Copy the records below exactly, leaving out any pictures.

Supplied entries:
__________________________________________________

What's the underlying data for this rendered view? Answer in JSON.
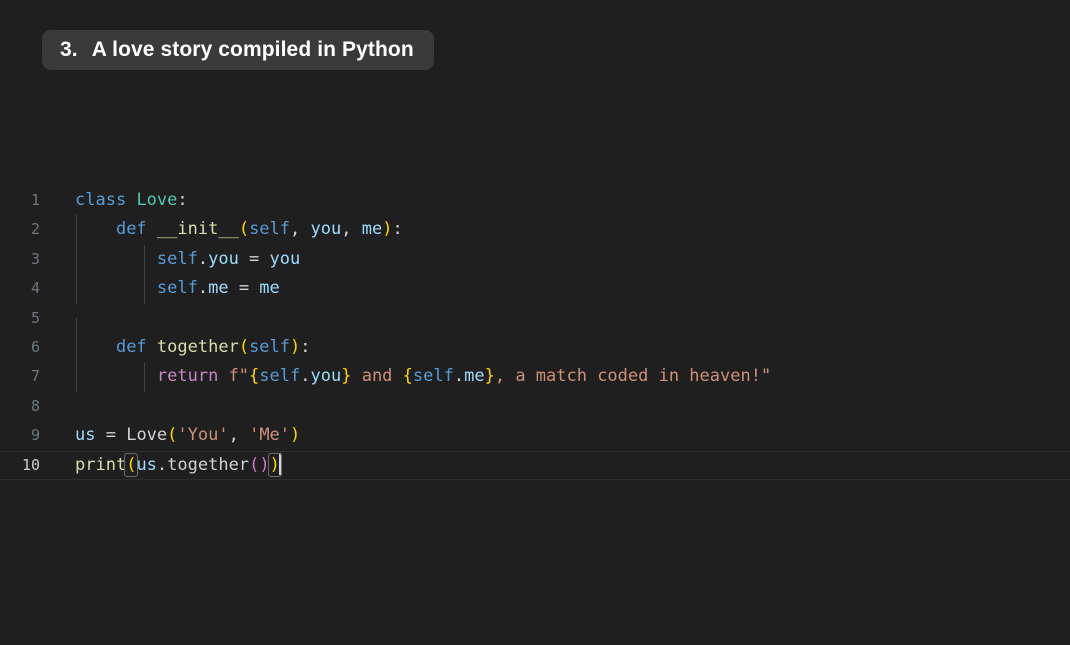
{
  "title": {
    "index": "3.",
    "text": "A love story compiled in Python"
  },
  "colors": {
    "background": "#1f1f1f",
    "pill_background": "#3a3a3a",
    "pill_text": "#ffffff",
    "gutter_text": "#6e7681",
    "gutter_active_text": "#cccccc",
    "keyword": "#569cd6",
    "class_name": "#4ec9b0",
    "function_name": "#dcdcaa",
    "parameter": "#9cdcfe",
    "control": "#c586c0",
    "string": "#ce9178",
    "bracket_yellow": "#ffd700",
    "bracket_magenta": "#da70d6",
    "plain_text": "#d4d4d4",
    "indent_guide": "#3f4145"
  },
  "editor": {
    "language": "Python",
    "active_line": 10,
    "line_numbers": [
      "1",
      "2",
      "3",
      "4",
      "5",
      "6",
      "7",
      "8",
      "9",
      "10"
    ],
    "code_plain": "class Love:\n    def __init__(self, you, me):\n        self.you = you\n        self.me = me\n\n    def together(self):\n        return f\"{self.you} and {self.me}, a match coded in heaven!\"\n\nus = Love('You', 'Me')\nprint(us.together())",
    "lines": [
      {
        "number": "1",
        "tokens": [
          {
            "text": "class",
            "kind": "keyword"
          },
          {
            "text": " ",
            "kind": "plain"
          },
          {
            "text": "Love",
            "kind": "class_name"
          },
          {
            "text": ":",
            "kind": "plain"
          }
        ]
      },
      {
        "number": "2",
        "tokens": [
          {
            "text": "    ",
            "kind": "plain"
          },
          {
            "text": "def",
            "kind": "keyword"
          },
          {
            "text": " ",
            "kind": "plain"
          },
          {
            "text": "__init__",
            "kind": "function_name"
          },
          {
            "text": "(",
            "kind": "bracket_yellow"
          },
          {
            "text": "self",
            "kind": "keyword"
          },
          {
            "text": ", ",
            "kind": "plain"
          },
          {
            "text": "you",
            "kind": "parameter"
          },
          {
            "text": ", ",
            "kind": "plain"
          },
          {
            "text": "me",
            "kind": "parameter"
          },
          {
            "text": ")",
            "kind": "bracket_yellow"
          },
          {
            "text": ":",
            "kind": "plain"
          }
        ]
      },
      {
        "number": "3",
        "tokens": [
          {
            "text": "        ",
            "kind": "plain"
          },
          {
            "text": "self",
            "kind": "keyword"
          },
          {
            "text": ".",
            "kind": "plain"
          },
          {
            "text": "you",
            "kind": "parameter"
          },
          {
            "text": " = ",
            "kind": "plain"
          },
          {
            "text": "you",
            "kind": "parameter"
          }
        ]
      },
      {
        "number": "4",
        "tokens": [
          {
            "text": "        ",
            "kind": "plain"
          },
          {
            "text": "self",
            "kind": "keyword"
          },
          {
            "text": ".",
            "kind": "plain"
          },
          {
            "text": "me",
            "kind": "parameter"
          },
          {
            "text": " = ",
            "kind": "plain"
          },
          {
            "text": "me",
            "kind": "parameter"
          }
        ]
      },
      {
        "number": "5",
        "tokens": []
      },
      {
        "number": "6",
        "tokens": [
          {
            "text": "    ",
            "kind": "plain"
          },
          {
            "text": "def",
            "kind": "keyword"
          },
          {
            "text": " ",
            "kind": "plain"
          },
          {
            "text": "together",
            "kind": "function_name"
          },
          {
            "text": "(",
            "kind": "bracket_yellow"
          },
          {
            "text": "self",
            "kind": "keyword"
          },
          {
            "text": ")",
            "kind": "bracket_yellow"
          },
          {
            "text": ":",
            "kind": "plain"
          }
        ]
      },
      {
        "number": "7",
        "tokens": [
          {
            "text": "        ",
            "kind": "plain"
          },
          {
            "text": "return",
            "kind": "control"
          },
          {
            "text": " ",
            "kind": "plain"
          },
          {
            "text": "f\"",
            "kind": "string"
          },
          {
            "text": "{",
            "kind": "bracket_yellow"
          },
          {
            "text": "self",
            "kind": "keyword"
          },
          {
            "text": ".",
            "kind": "plain"
          },
          {
            "text": "you",
            "kind": "parameter"
          },
          {
            "text": "}",
            "kind": "bracket_yellow"
          },
          {
            "text": " and ",
            "kind": "string"
          },
          {
            "text": "{",
            "kind": "bracket_yellow"
          },
          {
            "text": "self",
            "kind": "keyword"
          },
          {
            "text": ".",
            "kind": "plain"
          },
          {
            "text": "me",
            "kind": "parameter"
          },
          {
            "text": "}",
            "kind": "bracket_yellow"
          },
          {
            "text": ", a match coded in heaven!\"",
            "kind": "string"
          }
        ]
      },
      {
        "number": "8",
        "tokens": []
      },
      {
        "number": "9",
        "tokens": [
          {
            "text": "us",
            "kind": "parameter"
          },
          {
            "text": " = ",
            "kind": "plain"
          },
          {
            "text": "Love",
            "kind": "identifier"
          },
          {
            "text": "(",
            "kind": "bracket_yellow"
          },
          {
            "text": "'You'",
            "kind": "string"
          },
          {
            "text": ", ",
            "kind": "plain"
          },
          {
            "text": "'Me'",
            "kind": "string"
          },
          {
            "text": ")",
            "kind": "bracket_yellow"
          }
        ]
      },
      {
        "number": "10",
        "tokens": [
          {
            "text": "print",
            "kind": "function_name"
          },
          {
            "text": "(",
            "kind": "bracket_yellow",
            "matched": true
          },
          {
            "text": "us",
            "kind": "parameter"
          },
          {
            "text": ".",
            "kind": "plain"
          },
          {
            "text": "together",
            "kind": "identifier"
          },
          {
            "text": "(",
            "kind": "bracket_magenta"
          },
          {
            "text": ")",
            "kind": "bracket_magenta"
          },
          {
            "text": ")",
            "kind": "bracket_yellow",
            "matched": true
          }
        ],
        "caret_after": true
      }
    ],
    "indent_guides": [
      {
        "line": 2,
        "level": 1
      },
      {
        "line": 3,
        "level": 1
      },
      {
        "line": 3,
        "level": 2
      },
      {
        "line": 4,
        "level": 1
      },
      {
        "line": 4,
        "level": 2
      },
      {
        "line": 5,
        "level": 1
      },
      {
        "line": 6,
        "level": 1
      },
      {
        "line": 7,
        "level": 1
      },
      {
        "line": 7,
        "level": 2
      }
    ]
  }
}
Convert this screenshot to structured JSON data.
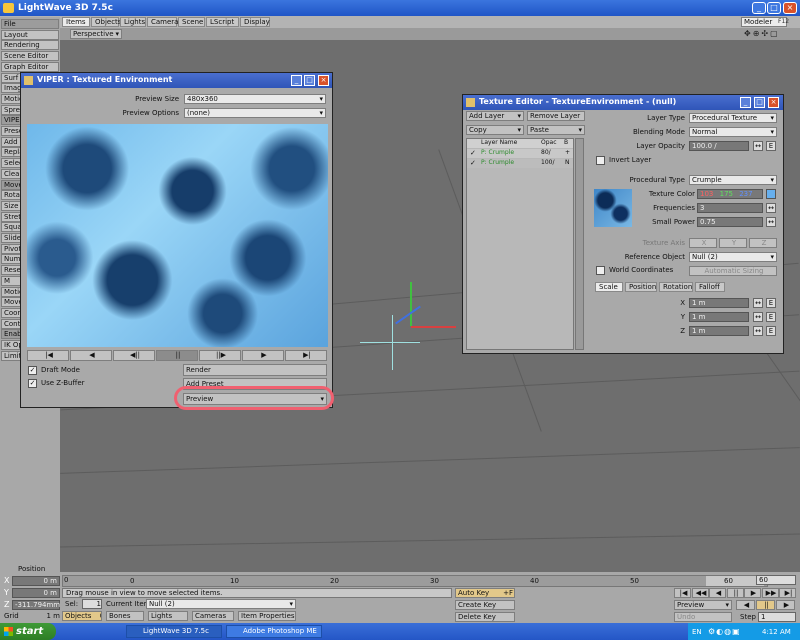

__________________________________________________

Correct response:
What's the underlying data for this rendered view? Answer in JSON.
{
  "title": {
    "index": "3.",
    "text": "A love story compiled in Python"
  },
  "colors": {
    "background": "#1f1f1f",
    "pill_background": "#3a3a3a",
    "pill_text": "#ffffff",
    "gutter_text": "#6e7681",
    "gutter_active_text": "#cccccc",
    "keyword": "#569cd6",
    "class_name": "#4ec9b0",
    "function_name": "#dcdcaa",
    "parameter": "#9cdcfe",
    "control": "#c586c0",
    "string": "#ce9178",
    "bracket_yellow": "#ffd700",
    "bracket_magenta": "#da70d6",
    "plain_text": "#d4d4d4",
    "indent_guide": "#3f4145"
  },
  "editor": {
    "language": "Python",
    "active_line": 10,
    "line_numbers": [
      "1",
      "2",
      "3",
      "4",
      "5",
      "6",
      "7",
      "8",
      "9",
      "10"
    ],
    "code_plain": "class Love:\n    def __init__(self, you, me):\n        self.you = you\n        self.me = me\n\n    def together(self):\n        return f\"{self.you} and {self.me}, a match coded in heaven!\"\n\nus = Love('You', 'Me')\nprint(us.together())",
    "lines": [
      {
        "number": "1",
        "tokens": [
          {
            "text": "class",
            "kind": "keyword"
          },
          {
            "text": " ",
            "kind": "plain"
          },
          {
            "text": "Love",
            "kind": "class_name"
          },
          {
            "text": ":",
            "kind": "plain"
          }
        ]
      },
      {
        "number": "2",
        "tokens": [
          {
            "text": "    ",
            "kind": "plain"
          },
          {
            "text": "def",
            "kind": "keyword"
          },
          {
            "text": " ",
            "kind": "plain"
          },
          {
            "text": "__init__",
            "kind": "function_name"
          },
          {
            "text": "(",
            "kind": "bracket_yellow"
          },
          {
            "text": "self",
            "kind": "keyword"
          },
          {
            "text": ", ",
            "kind": "plain"
          },
          {
            "text": "you",
            "kind": "parameter"
          },
          {
            "text": ", ",
            "kind": "plain"
          },
          {
            "text": "me",
            "kind": "parameter"
          },
          {
            "text": ")",
            "kind": "bracket_yellow"
          },
          {
            "text": ":",
            "kind": "plain"
          }
        ]
      },
      {
        "number": "3",
        "tokens": [
          {
            "text": "        ",
            "kind": "plain"
          },
          {
            "text": "self",
            "kind": "keyword"
          },
          {
            "text": ".",
            "kind": "plain"
          },
          {
            "text": "you",
            "kind": "parameter"
          },
          {
            "text": " = ",
            "kind": "plain"
          },
          {
            "text": "you",
            "kind": "parameter"
          }
        ]
      },
      {
        "number": "4",
        "tokens": [
          {
            "text": "        ",
            "kind": "plain"
          },
          {
            "text": "self",
            "kind": "keyword"
          },
          {
            "text": ".",
            "kind": "plain"
          },
          {
            "text": "me",
            "kind": "parameter"
          },
          {
            "text": " = ",
            "kind": "plain"
          },
          {
            "text": "me",
            "kind": "parameter"
          }
        ]
      },
      {
        "number": "5",
        "tokens": []
      },
      {
        "number": "6",
        "tokens": [
          {
            "text": "    ",
            "kind": "plain"
          },
          {
            "text": "def",
            "kind": "keyword"
          },
          {
            "text": " ",
            "kind": "plain"
          },
          {
            "text": "together",
            "kind": "function_name"
          },
          {
            "text": "(",
            "kind": "bracket_yellow"
          },
          {
            "text": "self",
            "kind": "keyword"
          },
          {
            "text": ")",
            "kind": "bracket_yellow"
          },
          {
            "text": ":",
            "kind": "plain"
          }
        ]
      },
      {
        "number": "7",
        "tokens": [
          {
            "text": "        ",
            "kind": "plain"
          },
          {
            "text": "return",
            "kind": "control"
          },
          {
            "text": " ",
            "kind": "plain"
          },
          {
            "text": "f\"",
            "kind": "string"
          },
          {
            "text": "{",
            "kind": "bracket_yellow"
          },
          {
            "text": "self",
            "kind": "keyword"
          },
          {
            "text": ".",
            "kind": "plain"
          },
          {
            "text": "you",
            "kind": "parameter"
          },
          {
            "text": "}",
            "kind": "bracket_yellow"
          },
          {
            "text": " and ",
            "kind": "string"
          },
          {
            "text": "{",
            "kind": "bracket_yellow"
          },
          {
            "text": "self",
            "kind": "keyword"
          },
          {
            "text": ".",
            "kind": "plain"
          },
          {
            "text": "me",
            "kind": "parameter"
          },
          {
            "text": "}",
            "kind": "bracket_yellow"
          },
          {
            "text": ", a match coded in heaven!\"",
            "kind": "string"
          }
        ]
      },
      {
        "number": "8",
        "tokens": []
      },
      {
        "number": "9",
        "tokens": [
          {
            "text": "us",
            "kind": "parameter"
          },
          {
            "text": " = ",
            "kind": "plain"
          },
          {
            "text": "Love",
            "kind": "identifier"
          },
          {
            "text": "(",
            "kind": "bracket_yellow"
          },
          {
            "text": "'You'",
            "kind": "string"
          },
          {
            "text": ", ",
            "kind": "plain"
          },
          {
            "text": "'Me'",
            "kind": "string"
          },
          {
            "text": ")",
            "kind": "bracket_yellow"
          }
        ]
      },
      {
        "number": "10",
        "tokens": [
          {
            "text": "print",
            "kind": "function_name"
          },
          {
            "text": "(",
            "kind": "bracket_yellow",
            "matched": true
          },
          {
            "text": "us",
            "kind": "parameter"
          },
          {
            "text": ".",
            "kind": "plain"
          },
          {
            "text": "together",
            "kind": "identifier"
          },
          {
            "text": "(",
            "kind": "bracket_magenta"
          },
          {
            "text": ")",
            "kind": "bracket_magenta"
          },
          {
            "text": ")",
            "kind": "bracket_yellow",
            "matched": true
          }
        ],
        "caret_after": true
      }
    ],
    "indent_guides": [
      {
        "line": 2,
        "level": 1
      },
      {
        "line": 3,
        "level": 1
      },
      {
        "line": 3,
        "level": 2
      },
      {
        "line": 4,
        "level": 1
      },
      {
        "line": 4,
        "level": 2
      },
      {
        "line": 5,
        "level": 1
      },
      {
        "line": 6,
        "level": 1
      },
      {
        "line": 7,
        "level": 1
      },
      {
        "line": 7,
        "level": 2
      }
    ]
  }
}
Convert this screenshot to structured JSON data.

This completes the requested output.